**Task instructions:** Below are some records. Pull every line that contains the word "Receipt".

**Dataset records:**

## BEGIN

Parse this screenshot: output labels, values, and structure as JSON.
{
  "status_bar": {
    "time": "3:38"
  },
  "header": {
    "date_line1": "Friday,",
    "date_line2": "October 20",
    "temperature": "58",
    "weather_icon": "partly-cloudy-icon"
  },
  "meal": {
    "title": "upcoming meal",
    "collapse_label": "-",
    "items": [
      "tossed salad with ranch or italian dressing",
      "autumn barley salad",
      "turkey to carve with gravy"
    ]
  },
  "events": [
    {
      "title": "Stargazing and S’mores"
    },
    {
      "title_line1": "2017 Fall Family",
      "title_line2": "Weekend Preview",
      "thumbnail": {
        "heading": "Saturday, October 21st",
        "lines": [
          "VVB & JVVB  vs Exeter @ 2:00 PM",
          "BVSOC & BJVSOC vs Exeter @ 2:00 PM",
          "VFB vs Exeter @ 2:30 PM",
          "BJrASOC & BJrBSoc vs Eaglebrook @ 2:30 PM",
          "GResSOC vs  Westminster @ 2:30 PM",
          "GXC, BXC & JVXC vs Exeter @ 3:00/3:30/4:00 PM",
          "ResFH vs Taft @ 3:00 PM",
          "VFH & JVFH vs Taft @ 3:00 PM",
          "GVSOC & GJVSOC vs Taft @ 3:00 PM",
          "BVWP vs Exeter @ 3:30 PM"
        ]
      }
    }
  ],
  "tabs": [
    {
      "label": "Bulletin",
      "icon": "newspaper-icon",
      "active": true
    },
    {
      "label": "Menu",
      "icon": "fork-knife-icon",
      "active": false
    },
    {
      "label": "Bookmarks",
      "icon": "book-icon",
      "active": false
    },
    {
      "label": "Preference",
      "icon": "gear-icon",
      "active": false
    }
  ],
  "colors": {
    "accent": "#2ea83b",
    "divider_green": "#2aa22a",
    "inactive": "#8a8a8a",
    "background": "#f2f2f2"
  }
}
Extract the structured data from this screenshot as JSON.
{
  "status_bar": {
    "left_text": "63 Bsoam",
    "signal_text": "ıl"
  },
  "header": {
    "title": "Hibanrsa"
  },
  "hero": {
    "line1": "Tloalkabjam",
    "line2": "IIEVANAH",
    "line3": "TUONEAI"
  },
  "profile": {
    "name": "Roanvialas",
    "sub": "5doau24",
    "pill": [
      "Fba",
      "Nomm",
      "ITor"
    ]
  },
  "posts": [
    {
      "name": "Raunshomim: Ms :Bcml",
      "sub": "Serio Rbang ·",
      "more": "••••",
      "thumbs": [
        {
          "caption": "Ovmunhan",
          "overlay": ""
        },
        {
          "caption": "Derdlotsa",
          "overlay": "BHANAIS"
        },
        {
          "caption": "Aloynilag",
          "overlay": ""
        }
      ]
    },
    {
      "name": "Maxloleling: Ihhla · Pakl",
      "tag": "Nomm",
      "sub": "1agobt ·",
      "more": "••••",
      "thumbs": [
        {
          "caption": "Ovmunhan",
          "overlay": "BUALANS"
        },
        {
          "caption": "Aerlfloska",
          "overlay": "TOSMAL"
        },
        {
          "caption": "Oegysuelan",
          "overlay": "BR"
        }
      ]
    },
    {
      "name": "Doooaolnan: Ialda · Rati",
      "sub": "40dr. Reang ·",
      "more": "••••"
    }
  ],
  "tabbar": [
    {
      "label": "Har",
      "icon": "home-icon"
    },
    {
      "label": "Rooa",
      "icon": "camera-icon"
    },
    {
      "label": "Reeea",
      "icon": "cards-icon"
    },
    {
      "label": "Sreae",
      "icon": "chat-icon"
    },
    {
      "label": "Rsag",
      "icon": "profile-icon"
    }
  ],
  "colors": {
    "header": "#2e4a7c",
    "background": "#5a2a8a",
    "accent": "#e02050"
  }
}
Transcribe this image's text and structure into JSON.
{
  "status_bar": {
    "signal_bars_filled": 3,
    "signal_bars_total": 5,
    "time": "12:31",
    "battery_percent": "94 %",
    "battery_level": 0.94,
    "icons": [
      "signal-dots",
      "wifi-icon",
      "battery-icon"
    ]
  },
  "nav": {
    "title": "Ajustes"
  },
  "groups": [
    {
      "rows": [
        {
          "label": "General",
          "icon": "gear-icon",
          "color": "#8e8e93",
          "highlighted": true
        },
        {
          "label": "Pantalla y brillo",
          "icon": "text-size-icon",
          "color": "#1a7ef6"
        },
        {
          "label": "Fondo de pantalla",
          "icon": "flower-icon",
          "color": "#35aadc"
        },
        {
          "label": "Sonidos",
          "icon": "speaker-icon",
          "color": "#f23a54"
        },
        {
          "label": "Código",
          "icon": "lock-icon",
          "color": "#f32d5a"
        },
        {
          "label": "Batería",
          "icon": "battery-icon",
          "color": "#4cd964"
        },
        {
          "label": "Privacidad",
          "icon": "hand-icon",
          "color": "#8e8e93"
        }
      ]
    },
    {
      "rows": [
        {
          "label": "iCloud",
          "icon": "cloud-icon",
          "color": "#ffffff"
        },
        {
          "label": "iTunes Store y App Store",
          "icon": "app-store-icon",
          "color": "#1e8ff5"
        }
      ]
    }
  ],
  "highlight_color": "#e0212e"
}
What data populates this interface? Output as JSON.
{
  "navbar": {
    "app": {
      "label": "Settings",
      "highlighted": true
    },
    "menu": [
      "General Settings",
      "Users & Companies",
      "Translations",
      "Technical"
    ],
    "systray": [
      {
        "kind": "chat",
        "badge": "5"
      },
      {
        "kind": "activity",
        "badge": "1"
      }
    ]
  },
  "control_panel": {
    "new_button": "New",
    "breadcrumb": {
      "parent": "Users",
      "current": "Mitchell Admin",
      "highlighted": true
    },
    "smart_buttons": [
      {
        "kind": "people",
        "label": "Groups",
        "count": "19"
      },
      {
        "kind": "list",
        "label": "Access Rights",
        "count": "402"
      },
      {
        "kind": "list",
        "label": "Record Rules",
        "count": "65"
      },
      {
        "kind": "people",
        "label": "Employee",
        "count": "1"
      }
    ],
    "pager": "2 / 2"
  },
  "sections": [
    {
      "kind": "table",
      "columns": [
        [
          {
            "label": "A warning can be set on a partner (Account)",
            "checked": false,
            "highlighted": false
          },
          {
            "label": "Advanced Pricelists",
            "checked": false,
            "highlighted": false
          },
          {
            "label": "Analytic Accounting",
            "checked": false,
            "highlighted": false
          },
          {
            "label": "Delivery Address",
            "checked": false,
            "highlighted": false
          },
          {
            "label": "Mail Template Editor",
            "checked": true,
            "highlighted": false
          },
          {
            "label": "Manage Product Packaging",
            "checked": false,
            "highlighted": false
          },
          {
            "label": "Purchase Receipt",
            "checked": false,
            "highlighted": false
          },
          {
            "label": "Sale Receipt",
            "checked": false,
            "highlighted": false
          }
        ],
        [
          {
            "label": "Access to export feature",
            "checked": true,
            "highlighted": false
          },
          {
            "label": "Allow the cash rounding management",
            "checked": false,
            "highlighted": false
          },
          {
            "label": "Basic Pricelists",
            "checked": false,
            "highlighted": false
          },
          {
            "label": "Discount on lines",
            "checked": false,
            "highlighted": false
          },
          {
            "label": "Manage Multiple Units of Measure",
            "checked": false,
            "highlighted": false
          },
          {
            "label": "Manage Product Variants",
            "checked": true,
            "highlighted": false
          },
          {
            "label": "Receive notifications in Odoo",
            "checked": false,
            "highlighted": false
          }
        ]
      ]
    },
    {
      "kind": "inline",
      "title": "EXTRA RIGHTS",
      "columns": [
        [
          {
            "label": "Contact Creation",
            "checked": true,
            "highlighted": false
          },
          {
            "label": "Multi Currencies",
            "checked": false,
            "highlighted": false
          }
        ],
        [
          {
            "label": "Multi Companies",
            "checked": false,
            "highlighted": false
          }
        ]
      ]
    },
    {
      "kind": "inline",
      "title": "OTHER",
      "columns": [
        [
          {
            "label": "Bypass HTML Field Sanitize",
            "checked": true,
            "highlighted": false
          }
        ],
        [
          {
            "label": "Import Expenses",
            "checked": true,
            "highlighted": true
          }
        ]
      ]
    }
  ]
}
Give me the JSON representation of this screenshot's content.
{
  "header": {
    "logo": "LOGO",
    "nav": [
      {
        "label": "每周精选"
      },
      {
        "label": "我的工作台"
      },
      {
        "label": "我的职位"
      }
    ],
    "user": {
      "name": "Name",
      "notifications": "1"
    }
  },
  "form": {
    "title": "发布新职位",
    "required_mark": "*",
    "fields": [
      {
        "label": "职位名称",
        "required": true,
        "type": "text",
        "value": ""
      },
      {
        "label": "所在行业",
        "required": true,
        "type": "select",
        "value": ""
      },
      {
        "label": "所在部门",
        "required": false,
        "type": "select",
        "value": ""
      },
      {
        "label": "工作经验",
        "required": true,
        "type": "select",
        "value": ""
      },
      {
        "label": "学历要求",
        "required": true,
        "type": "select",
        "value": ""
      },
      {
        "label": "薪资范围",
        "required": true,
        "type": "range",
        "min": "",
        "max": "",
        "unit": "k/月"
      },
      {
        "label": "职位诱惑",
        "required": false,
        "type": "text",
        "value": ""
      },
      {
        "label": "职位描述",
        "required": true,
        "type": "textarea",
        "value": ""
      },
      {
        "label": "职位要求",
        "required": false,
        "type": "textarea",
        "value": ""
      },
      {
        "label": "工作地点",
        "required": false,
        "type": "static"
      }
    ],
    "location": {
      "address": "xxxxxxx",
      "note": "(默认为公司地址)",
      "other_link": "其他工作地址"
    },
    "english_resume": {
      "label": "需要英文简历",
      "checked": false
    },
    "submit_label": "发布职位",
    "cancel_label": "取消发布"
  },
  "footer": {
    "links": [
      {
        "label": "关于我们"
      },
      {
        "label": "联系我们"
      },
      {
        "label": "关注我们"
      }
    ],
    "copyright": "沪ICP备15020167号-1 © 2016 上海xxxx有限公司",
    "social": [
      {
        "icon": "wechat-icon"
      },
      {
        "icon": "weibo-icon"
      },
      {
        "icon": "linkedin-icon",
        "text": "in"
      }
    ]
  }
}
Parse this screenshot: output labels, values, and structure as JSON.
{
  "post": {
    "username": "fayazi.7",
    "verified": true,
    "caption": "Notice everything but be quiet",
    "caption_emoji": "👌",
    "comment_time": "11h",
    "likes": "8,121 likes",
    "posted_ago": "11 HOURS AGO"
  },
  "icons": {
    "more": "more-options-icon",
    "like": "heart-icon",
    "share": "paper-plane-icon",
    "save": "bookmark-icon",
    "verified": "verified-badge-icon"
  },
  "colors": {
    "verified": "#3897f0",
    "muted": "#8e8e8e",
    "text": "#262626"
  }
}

## END

**Full answer:**
            "label": "Purchase Receipt",
            "label": "Sale Receipt",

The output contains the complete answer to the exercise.